■ Task brief: All the data should be repeated exactly. Any image in it is left out.

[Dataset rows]
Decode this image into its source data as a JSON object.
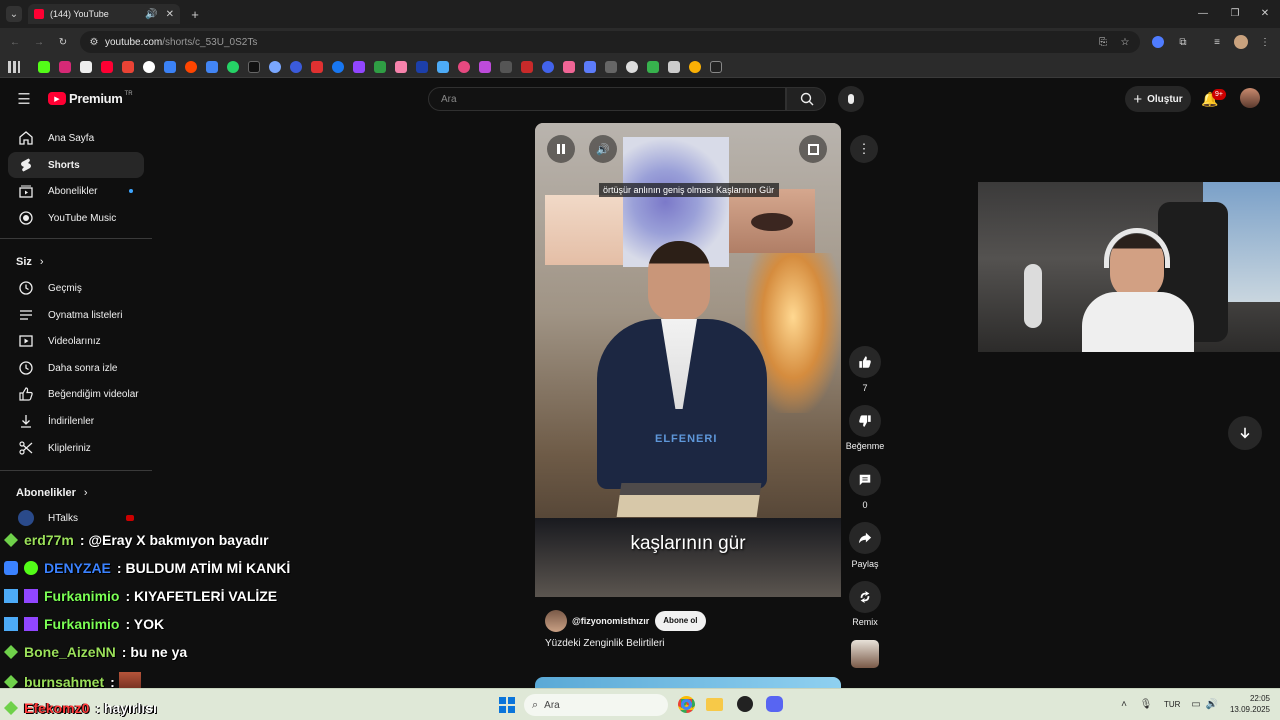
{
  "browser": {
    "tab_title": "(144) YouTube",
    "url_domain": "youtube.com",
    "url_path": "/shorts/c_53U_0S2Ts",
    "new_tab": "+"
  },
  "youtube": {
    "logo_text": "Premium",
    "logo_region": "TR",
    "search_placeholder": "Ara",
    "create_label": "Oluştur",
    "notif_count": "9+",
    "sidebar": {
      "main": [
        {
          "label": "Ana Sayfa",
          "icon": "home-icon"
        },
        {
          "label": "Shorts",
          "icon": "shorts-icon"
        },
        {
          "label": "Abonelikler",
          "icon": "subscriptions-icon"
        },
        {
          "label": "YouTube Music",
          "icon": "music-icon"
        }
      ],
      "you_header": "Siz",
      "you": [
        {
          "label": "Geçmiş",
          "icon": "history-icon"
        },
        {
          "label": "Oynatma listeleri",
          "icon": "playlist-icon"
        },
        {
          "label": "Videolarınız",
          "icon": "your-videos-icon"
        },
        {
          "label": "Daha sonra izle",
          "icon": "watch-later-icon"
        },
        {
          "label": "Beğendiğim videolar",
          "icon": "liked-icon"
        },
        {
          "label": "İndirilenler",
          "icon": "download-icon"
        },
        {
          "label": "Klipleriniz",
          "icon": "clips-icon"
        }
      ],
      "subs_header": "Abonelikler",
      "subs": [
        {
          "label": "HTalks"
        }
      ]
    },
    "short": {
      "overlay_text": "örtüşür anlının geniş olması Kaşlarının Gür",
      "caption": "kaşlarının gür",
      "watermark": "ELFENERI",
      "channel": "@fizyonomisthızır",
      "subscribe": "Abone ol",
      "title": "Yüzdeki Zenginlik Belirtileri"
    },
    "actions": {
      "like_count": "7",
      "dislike_label": "Beğenme",
      "comment_count": "0",
      "share_label": "Paylaş",
      "remix_label": "Remix"
    }
  },
  "chat": [
    {
      "user": "erd77m",
      "message": ": @Eray X bakmıyon bayadır",
      "color": "#9be05a"
    },
    {
      "user": "DENYZAE",
      "message": ": BULDUM ATİM Mİ KANKİ",
      "color": "#3b82ff"
    },
    {
      "user": "Furkanimio",
      "message": ": KIYAFETLERİ VALİZE",
      "color": "#7cff55"
    },
    {
      "user": "Furkanimio",
      "message": ": YOK",
      "color": "#7cff55"
    },
    {
      "user": "Bone_AizeNN",
      "message": ": bu ne ya",
      "color": "#9be05a"
    },
    {
      "user": "burnsahmet",
      "message": ":",
      "color": "#9be05a"
    },
    {
      "user": "Efekomz0",
      "message": ": hayırlısı",
      "color": "#ff3b3b"
    }
  ],
  "taskbar": {
    "search_placeholder": "Ara",
    "lang": "TUR",
    "time": "22:05",
    "date": "13.09.2025"
  }
}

■ Result of the task:
Decode this image into its source data as a JSON object.
{
  "browser": {
    "tab_title": "(144) YouTube",
    "url_domain": "youtube.com",
    "url_path": "/shorts/c_53U_0S2Ts",
    "new_tab": "+"
  },
  "youtube": {
    "logo_text": "Premium",
    "logo_region": "TR",
    "search_placeholder": "Ara",
    "create_label": "Oluştur",
    "notif_count": "9+",
    "sidebar": {
      "main": [
        {
          "label": "Ana Sayfa",
          "icon": "home-icon"
        },
        {
          "label": "Shorts",
          "icon": "shorts-icon"
        },
        {
          "label": "Abonelikler",
          "icon": "subscriptions-icon"
        },
        {
          "label": "YouTube Music",
          "icon": "music-icon"
        }
      ],
      "you_header": "Siz",
      "you": [
        {
          "label": "Geçmiş",
          "icon": "history-icon"
        },
        {
          "label": "Oynatma listeleri",
          "icon": "playlist-icon"
        },
        {
          "label": "Videolarınız",
          "icon": "your-videos-icon"
        },
        {
          "label": "Daha sonra izle",
          "icon": "watch-later-icon"
        },
        {
          "label": "Beğendiğim videolar",
          "icon": "liked-icon"
        },
        {
          "label": "İndirilenler",
          "icon": "download-icon"
        },
        {
          "label": "Klipleriniz",
          "icon": "clips-icon"
        }
      ],
      "subs_header": "Abonelikler",
      "subs": [
        {
          "label": "HTalks"
        }
      ]
    },
    "short": {
      "overlay_text": "örtüşür anlının geniş olması Kaşlarının Gür",
      "caption": "kaşlarının gür",
      "watermark": "ELFENERI",
      "channel": "@fizyonomisthızır",
      "subscribe": "Abone ol",
      "title": "Yüzdeki Zenginlik Belirtileri"
    },
    "actions": {
      "like_count": "7",
      "dislike_label": "Beğenme",
      "comment_count": "0",
      "share_label": "Paylaş",
      "remix_label": "Remix"
    }
  },
  "chat": [
    {
      "user": "erd77m",
      "message": ": @Eray X bakmıyon bayadır",
      "color": "#9be05a"
    },
    {
      "user": "DENYZAE",
      "message": ": BULDUM ATİM Mİ KANKİ",
      "color": "#3b82ff"
    },
    {
      "user": "Furkanimio",
      "message": ": KIYAFETLERİ VALİZE",
      "color": "#7cff55"
    },
    {
      "user": "Furkanimio",
      "message": ": YOK",
      "color": "#7cff55"
    },
    {
      "user": "Bone_AizeNN",
      "message": ": bu ne ya",
      "color": "#9be05a"
    },
    {
      "user": "burnsahmet",
      "message": ":",
      "color": "#9be05a"
    },
    {
      "user": "Efekomz0",
      "message": ": hayırlısı",
      "color": "#ff3b3b"
    }
  ],
  "taskbar": {
    "search_placeholder": "Ara",
    "lang": "TUR",
    "time": "22:05",
    "date": "13.09.2025"
  }
}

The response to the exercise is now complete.